- [What to work on]:
Emit the data below verbatim, stripping out any pictures.

- [Data provided]:
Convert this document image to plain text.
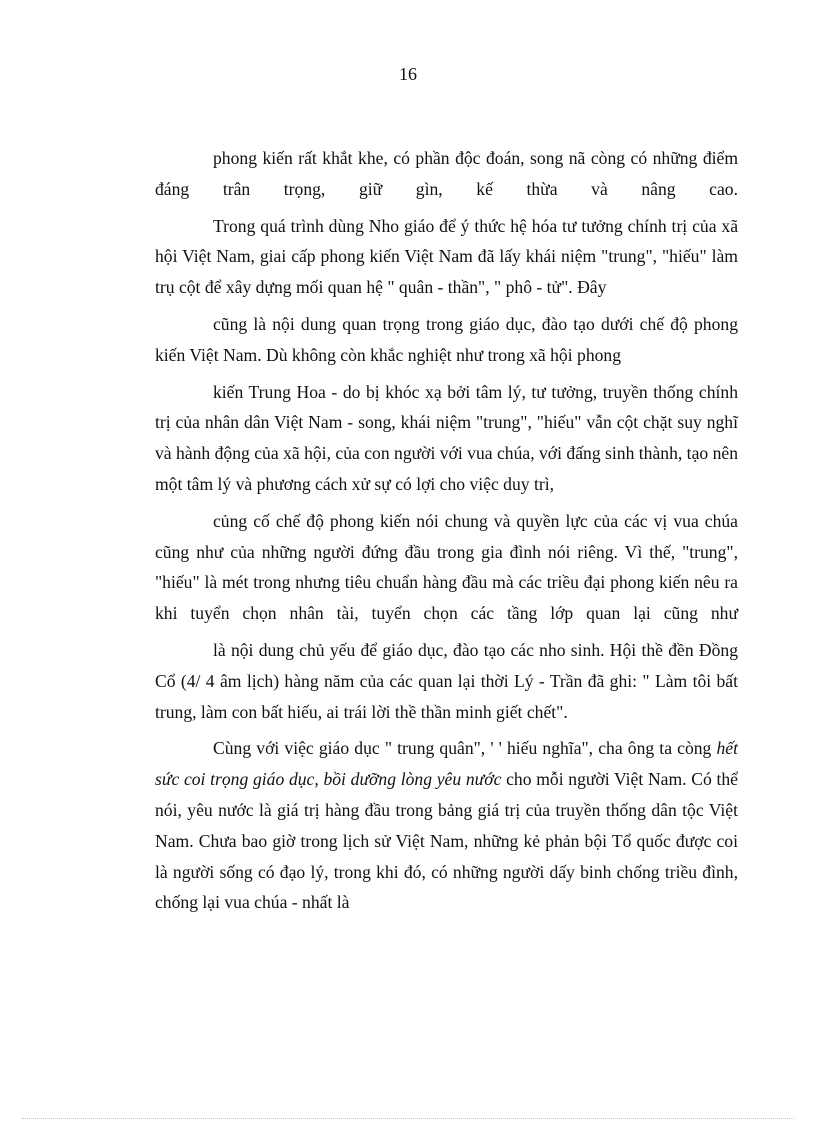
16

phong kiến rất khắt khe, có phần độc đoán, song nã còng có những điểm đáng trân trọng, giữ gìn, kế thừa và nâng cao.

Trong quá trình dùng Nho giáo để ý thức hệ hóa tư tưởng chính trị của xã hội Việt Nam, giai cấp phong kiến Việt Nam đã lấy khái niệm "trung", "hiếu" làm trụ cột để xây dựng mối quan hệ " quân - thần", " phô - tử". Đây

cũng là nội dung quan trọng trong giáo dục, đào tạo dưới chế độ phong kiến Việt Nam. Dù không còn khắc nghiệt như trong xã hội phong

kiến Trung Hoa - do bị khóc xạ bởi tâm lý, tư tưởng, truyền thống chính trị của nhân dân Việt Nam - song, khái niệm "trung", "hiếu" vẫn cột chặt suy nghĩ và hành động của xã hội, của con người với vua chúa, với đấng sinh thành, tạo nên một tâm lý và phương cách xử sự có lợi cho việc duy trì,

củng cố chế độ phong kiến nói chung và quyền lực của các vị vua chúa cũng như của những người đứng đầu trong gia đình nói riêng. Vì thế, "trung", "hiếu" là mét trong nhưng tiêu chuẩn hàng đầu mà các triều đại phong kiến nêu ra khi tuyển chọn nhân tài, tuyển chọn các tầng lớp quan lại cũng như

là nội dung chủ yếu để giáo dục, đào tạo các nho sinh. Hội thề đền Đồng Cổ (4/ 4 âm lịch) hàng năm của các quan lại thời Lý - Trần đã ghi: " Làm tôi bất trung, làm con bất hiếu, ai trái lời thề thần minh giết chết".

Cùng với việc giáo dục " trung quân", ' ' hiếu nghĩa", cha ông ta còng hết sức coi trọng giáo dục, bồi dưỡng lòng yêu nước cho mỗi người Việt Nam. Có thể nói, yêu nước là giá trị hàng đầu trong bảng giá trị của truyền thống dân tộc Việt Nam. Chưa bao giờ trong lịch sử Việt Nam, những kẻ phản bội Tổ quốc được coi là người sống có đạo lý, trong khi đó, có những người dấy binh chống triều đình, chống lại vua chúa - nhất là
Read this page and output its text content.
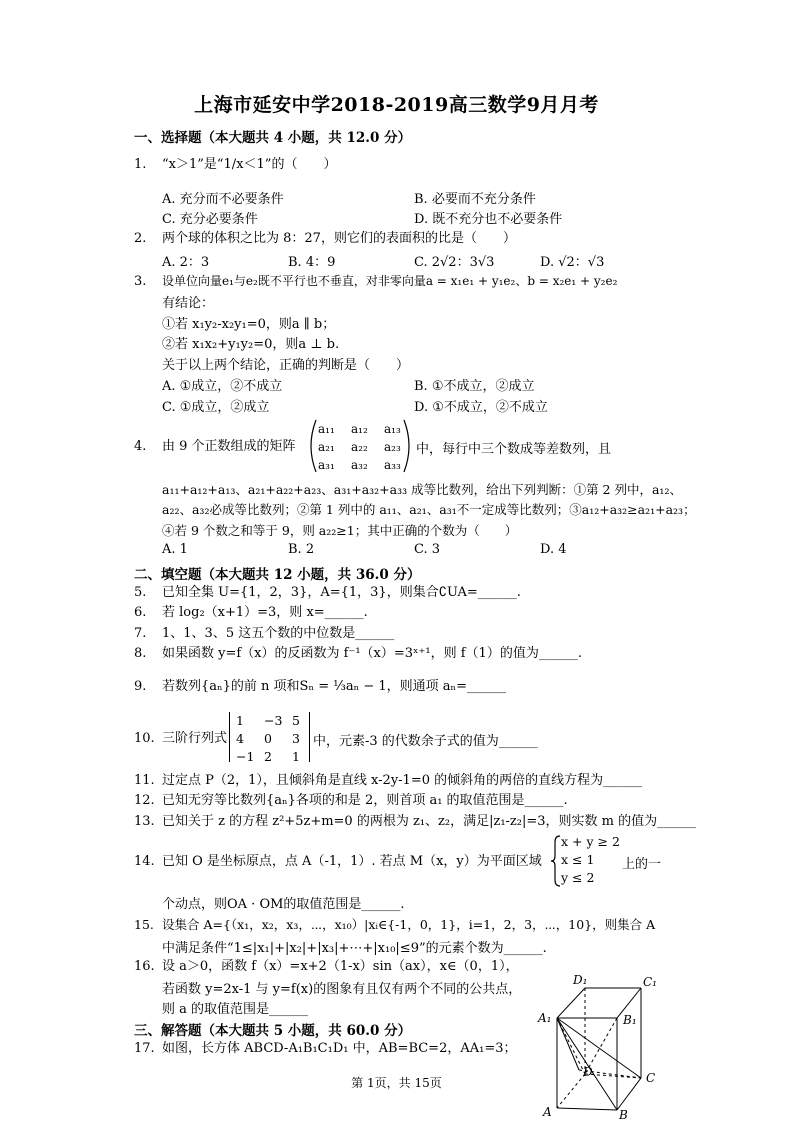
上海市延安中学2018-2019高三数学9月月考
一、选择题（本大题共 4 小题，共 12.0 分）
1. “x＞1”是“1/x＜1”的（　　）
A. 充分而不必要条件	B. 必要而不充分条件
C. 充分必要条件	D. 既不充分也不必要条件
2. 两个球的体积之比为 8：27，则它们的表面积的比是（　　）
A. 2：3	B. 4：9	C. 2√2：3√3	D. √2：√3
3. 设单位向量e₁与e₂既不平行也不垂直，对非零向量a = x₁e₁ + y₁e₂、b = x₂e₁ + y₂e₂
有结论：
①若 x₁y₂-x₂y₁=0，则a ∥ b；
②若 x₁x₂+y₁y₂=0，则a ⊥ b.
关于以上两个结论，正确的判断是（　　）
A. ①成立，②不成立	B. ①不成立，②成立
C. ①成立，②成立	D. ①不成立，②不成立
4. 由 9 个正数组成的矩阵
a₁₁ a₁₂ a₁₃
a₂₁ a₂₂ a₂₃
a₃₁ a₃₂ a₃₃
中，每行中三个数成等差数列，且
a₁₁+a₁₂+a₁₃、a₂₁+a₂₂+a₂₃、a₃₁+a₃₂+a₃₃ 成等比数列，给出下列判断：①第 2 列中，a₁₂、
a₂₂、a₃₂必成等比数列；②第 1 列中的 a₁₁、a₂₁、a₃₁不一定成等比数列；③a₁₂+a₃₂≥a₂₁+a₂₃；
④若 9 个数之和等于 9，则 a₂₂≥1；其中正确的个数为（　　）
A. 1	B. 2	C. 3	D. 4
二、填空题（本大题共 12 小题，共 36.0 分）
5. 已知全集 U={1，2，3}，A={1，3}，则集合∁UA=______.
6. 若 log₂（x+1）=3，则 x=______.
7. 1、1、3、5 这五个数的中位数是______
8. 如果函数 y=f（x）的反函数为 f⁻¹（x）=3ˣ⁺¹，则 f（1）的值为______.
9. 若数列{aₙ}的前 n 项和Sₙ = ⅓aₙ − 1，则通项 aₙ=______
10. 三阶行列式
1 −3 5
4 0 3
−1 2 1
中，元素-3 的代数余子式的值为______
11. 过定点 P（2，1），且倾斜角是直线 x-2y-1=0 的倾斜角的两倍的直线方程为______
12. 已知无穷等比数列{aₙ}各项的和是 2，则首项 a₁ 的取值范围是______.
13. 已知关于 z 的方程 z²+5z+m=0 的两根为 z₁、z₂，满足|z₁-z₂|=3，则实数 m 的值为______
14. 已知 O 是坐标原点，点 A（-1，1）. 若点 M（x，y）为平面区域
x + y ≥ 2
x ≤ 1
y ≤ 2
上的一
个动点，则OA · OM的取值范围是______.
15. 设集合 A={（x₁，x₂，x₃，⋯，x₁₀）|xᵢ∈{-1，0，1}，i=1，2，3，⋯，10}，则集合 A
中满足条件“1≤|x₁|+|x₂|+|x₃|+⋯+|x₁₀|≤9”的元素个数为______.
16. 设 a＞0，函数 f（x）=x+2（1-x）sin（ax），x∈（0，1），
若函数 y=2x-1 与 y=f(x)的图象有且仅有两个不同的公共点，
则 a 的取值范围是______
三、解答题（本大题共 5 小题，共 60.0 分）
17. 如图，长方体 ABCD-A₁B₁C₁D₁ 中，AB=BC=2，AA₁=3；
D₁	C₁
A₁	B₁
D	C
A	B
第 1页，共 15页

- [Written solution]:
Convert this document image to plain text.
16

phong kiến rất khắt khe, có phần độc đoán, song nã còng có những điểm đáng trân trọng, giữ gìn, kế thừa và nâng cao.

Trong quá trình dùng Nho giáo để ý thức hệ hóa tư tưởng chính trị của xã hội Việt Nam, giai cấp phong kiến Việt Nam đã lấy khái niệm "trung", "hiếu" làm trụ cột để xây dựng mối quan hệ " quân - thần", " phô - tử". Đây

cũng là nội dung quan trọng trong giáo dục, đào tạo dưới chế độ phong kiến Việt Nam. Dù không còn khắc nghiệt như trong xã hội phong

kiến Trung Hoa - do bị khóc xạ bởi tâm lý, tư tưởng, truyền thống chính trị của nhân dân Việt Nam - song, khái niệm "trung", "hiếu" vẫn cột chặt suy nghĩ và hành động của xã hội, của con người với vua chúa, với đấng sinh thành, tạo nên một tâm lý và phương cách xử sự có lợi cho việc duy trì,

củng cố chế độ phong kiến nói chung và quyền lực của các vị vua chúa cũng như của những người đứng đầu trong gia đình nói riêng. Vì thế, "trung", "hiếu" là mét trong nhưng tiêu chuẩn hàng đầu mà các triều đại phong kiến nêu ra khi tuyển chọn nhân tài, tuyển chọn các tầng lớp quan lại cũng như

là nội dung chủ yếu để giáo dục, đào tạo các nho sinh. Hội thề đền Đồng Cổ (4/ 4 âm lịch) hàng năm của các quan lại thời Lý - Trần đã ghi: " Làm tôi bất trung, làm con bất hiếu, ai trái lời thề thần minh giết chết".

Cùng với việc giáo dục " trung quân", ' ' hiếu nghĩa", cha ông ta còng hết sức coi trọng giáo dục, bồi dưỡng lòng yêu nước cho mỗi người Việt Nam. Có thể nói, yêu nước là giá trị hàng đầu trong bảng giá trị của truyền thống dân tộc Việt Nam. Chưa bao giờ trong lịch sử Việt Nam, những kẻ phản bội Tổ quốc được coi là người sống có đạo lý, trong khi đó, có những người dấy binh chống triều đình, chống lại vua chúa - nhất là
Read this page and output its text content.
上海市延安中学2018-2019高三数学9月月考
一、选择题（本大题共 4 小题，共 12.0 分）
1. “x＞1”是“1/x＜1”的（　　）
A. 充分而不必要条件	B. 必要而不充分条件
C. 充分必要条件	D. 既不充分也不必要条件
2. 两个球的体积之比为 8：27，则它们的表面积的比是（　　）
A. 2：3	B. 4：9	C. 2√2：3√3	D. √2：√3
3. 设单位向量e₁与e₂既不平行也不垂直，对非零向量a = x₁e₁ + y₁e₂、b = x₂e₁ + y₂e₂
有结论：
①若 x₁y₂-x₂y₁=0，则a ∥ b；
②若 x₁x₂+y₁y₂=0，则a ⊥ b.
关于以上两个结论，正确的判断是（　　）
A. ①成立，②不成立	B. ①不成立，②成立
C. ①成立，②成立	D. ①不成立，②不成立
4. 由 9 个正数组成的矩阵
a₁₁ a₁₂ a₁₃
a₂₁ a₂₂ a₂₃
a₃₁ a₃₂ a₃₃
中，每行中三个数成等差数列，且
a₁₁+a₁₂+a₁₃、a₂₁+a₂₂+a₂₃、a₃₁+a₃₂+a₃₃ 成等比数列，给出下列判断：①第 2 列中，a₁₂、
a₂₂、a₃₂必成等比数列；②第 1 列中的 a₁₁、a₂₁、a₃₁不一定成等比数列；③a₁₂+a₃₂≥a₂₁+a₂₃；
④若 9 个数之和等于 9，则 a₂₂≥1；其中正确的个数为（　　）
A. 1	B. 2	C. 3	D. 4
二、填空题（本大题共 12 小题，共 36.0 分）
5. 已知全集 U={1，2，3}，A={1，3}，则集合∁UA=______.
6. 若 log₂（x+1）=3，则 x=______.
7. 1、1、3、5 这五个数的中位数是______
8. 如果函数 y=f（x）的反函数为 f⁻¹（x）=3ˣ⁺¹，则 f（1）的值为______.
9. 若数列{aₙ}的前 n 项和Sₙ = ⅓aₙ − 1，则通项 aₙ=______
10. 三阶行列式
1 −3 5
4 0 3
−1 2 1
中，元素-3 的代数余子式的值为______
11. 过定点 P（2，1），且倾斜角是直线 x-2y-1=0 的倾斜角的两倍的直线方程为______
12. 已知无穷等比数列{aₙ}各项的和是 2，则首项 a₁ 的取值范围是______.
13. 已知关于 z 的方程 z²+5z+m=0 的两根为 z₁、z₂，满足|z₁-z₂|=3，则实数 m 的值为______
14. 已知 O 是坐标原点，点 A（-1，1）. 若点 M（x，y）为平面区域
x + y ≥ 2
x ≤ 1
y ≤ 2
上的一
个动点，则OA · OM的取值范围是______.
15. 设集合 A={（x₁，x₂，x₃，⋯，x₁₀）|xᵢ∈{-1，0，1}，i=1，2，3，⋯，10}，则集合 A
中满足条件“1≤|x₁|+|x₂|+|x₃|+⋯+|x₁₀|≤9”的元素个数为______.
16. 设 a＞0，函数 f（x）=x+2（1-x）sin（ax），x∈（0，1），
若函数 y=2x-1 与 y=f(x)的图象有且仅有两个不同的公共点，
则 a 的取值范围是______
三、解答题（本大题共 5 小题，共 60.0 分）
17. 如图，长方体 ABCD-A₁B₁C₁D₁ 中，AB=BC=2，AA₁=3；
D₁	C₁
A₁	B₁
D	C
A	B
第 1页，共 15页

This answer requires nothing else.